Retype all of the listing exactly, passing over any picture you find.

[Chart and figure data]

• • • • • • •

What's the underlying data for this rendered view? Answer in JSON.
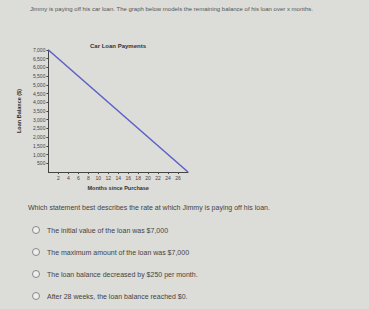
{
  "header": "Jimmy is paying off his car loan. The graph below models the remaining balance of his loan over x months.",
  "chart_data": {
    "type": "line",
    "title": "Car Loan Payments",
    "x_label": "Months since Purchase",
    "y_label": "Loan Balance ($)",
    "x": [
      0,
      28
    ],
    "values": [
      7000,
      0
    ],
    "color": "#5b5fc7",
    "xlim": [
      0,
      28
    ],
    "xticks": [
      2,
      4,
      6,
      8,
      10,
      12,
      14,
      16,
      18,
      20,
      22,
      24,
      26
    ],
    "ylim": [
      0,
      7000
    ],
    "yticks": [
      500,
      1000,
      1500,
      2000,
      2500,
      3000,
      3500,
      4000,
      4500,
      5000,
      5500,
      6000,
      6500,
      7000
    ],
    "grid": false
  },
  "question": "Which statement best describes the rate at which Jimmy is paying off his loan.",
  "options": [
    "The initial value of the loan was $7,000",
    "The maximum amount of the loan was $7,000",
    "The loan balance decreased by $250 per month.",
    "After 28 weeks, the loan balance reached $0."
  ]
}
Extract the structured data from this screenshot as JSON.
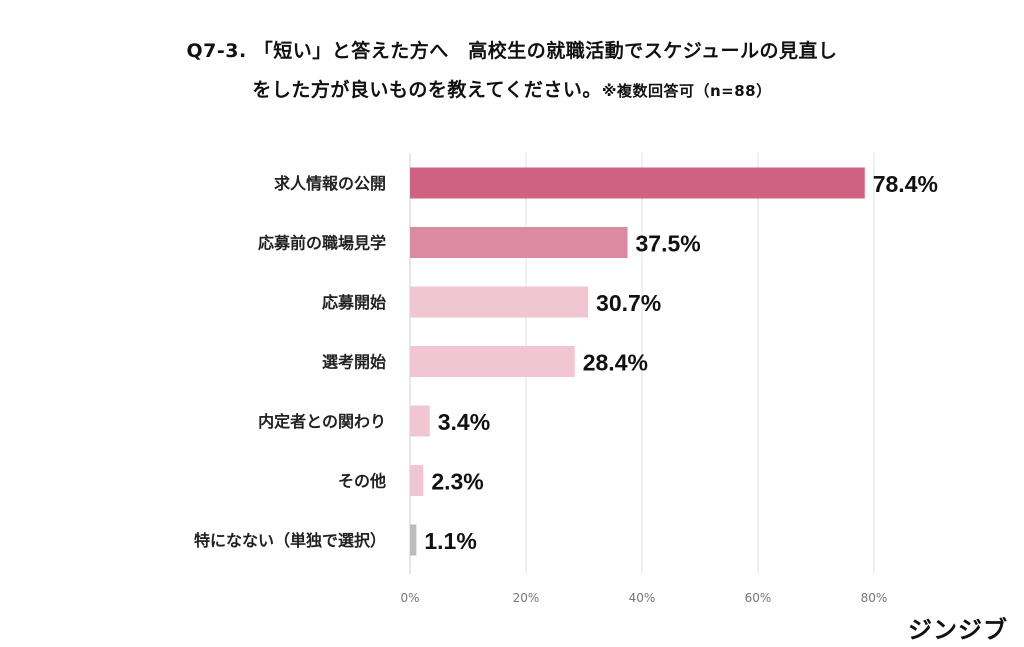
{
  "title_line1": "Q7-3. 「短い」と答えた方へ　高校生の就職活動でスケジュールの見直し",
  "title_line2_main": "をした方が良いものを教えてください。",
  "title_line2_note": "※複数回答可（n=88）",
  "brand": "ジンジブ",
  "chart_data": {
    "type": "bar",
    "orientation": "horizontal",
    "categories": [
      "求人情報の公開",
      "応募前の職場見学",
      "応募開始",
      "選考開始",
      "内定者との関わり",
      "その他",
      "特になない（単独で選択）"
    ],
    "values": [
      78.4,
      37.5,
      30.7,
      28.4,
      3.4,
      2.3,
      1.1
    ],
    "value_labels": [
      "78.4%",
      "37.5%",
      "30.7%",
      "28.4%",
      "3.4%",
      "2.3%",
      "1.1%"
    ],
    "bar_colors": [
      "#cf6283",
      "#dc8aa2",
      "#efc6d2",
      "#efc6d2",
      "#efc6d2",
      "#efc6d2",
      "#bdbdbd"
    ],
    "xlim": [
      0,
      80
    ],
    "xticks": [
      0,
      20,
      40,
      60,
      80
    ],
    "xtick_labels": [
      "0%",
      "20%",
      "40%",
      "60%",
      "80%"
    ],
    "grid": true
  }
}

• • • • • • •

== RESULT FOR THIS EXERCISE ==
What's the underlying data for this rendered view? Answer in JSON.
{
  "header": "Jimmy is paying off his car loan. The graph below models the remaining balance of his loan over x months.",
  "chart_data": {
    "type": "line",
    "title": "Car Loan Payments",
    "x_label": "Months since Purchase",
    "y_label": "Loan Balance ($)",
    "x": [
      0,
      28
    ],
    "values": [
      7000,
      0
    ],
    "color": "#5b5fc7",
    "xlim": [
      0,
      28
    ],
    "xticks": [
      2,
      4,
      6,
      8,
      10,
      12,
      14,
      16,
      18,
      20,
      22,
      24,
      26
    ],
    "ylim": [
      0,
      7000
    ],
    "yticks": [
      500,
      1000,
      1500,
      2000,
      2500,
      3000,
      3500,
      4000,
      4500,
      5000,
      5500,
      6000,
      6500,
      7000
    ],
    "grid": false
  },
  "question": "Which statement best describes the rate at which Jimmy is paying off his loan.",
  "options": [
    "The initial value of the loan was $7,000",
    "The maximum amount of the loan was $7,000",
    "The loan balance decreased by $250 per month.",
    "After 28 weeks, the loan balance reached $0."
  ]
}
Extract the structured data from this screenshot as JSON.
{
  "title_line1": "Q7-3. 「短い」と答えた方へ　高校生の就職活動でスケジュールの見直し",
  "title_line2_main": "をした方が良いものを教えてください。",
  "title_line2_note": "※複数回答可（n=88）",
  "brand": "ジンジブ",
  "chart_data": {
    "type": "bar",
    "orientation": "horizontal",
    "categories": [
      "求人情報の公開",
      "応募前の職場見学",
      "応募開始",
      "選考開始",
      "内定者との関わり",
      "その他",
      "特になない（単独で選択）"
    ],
    "values": [
      78.4,
      37.5,
      30.7,
      28.4,
      3.4,
      2.3,
      1.1
    ],
    "value_labels": [
      "78.4%",
      "37.5%",
      "30.7%",
      "28.4%",
      "3.4%",
      "2.3%",
      "1.1%"
    ],
    "bar_colors": [
      "#cf6283",
      "#dc8aa2",
      "#efc6d2",
      "#efc6d2",
      "#efc6d2",
      "#efc6d2",
      "#bdbdbd"
    ],
    "xlim": [
      0,
      80
    ],
    "xticks": [
      0,
      20,
      40,
      60,
      80
    ],
    "xtick_labels": [
      "0%",
      "20%",
      "40%",
      "60%",
      "80%"
    ],
    "grid": true
  }
}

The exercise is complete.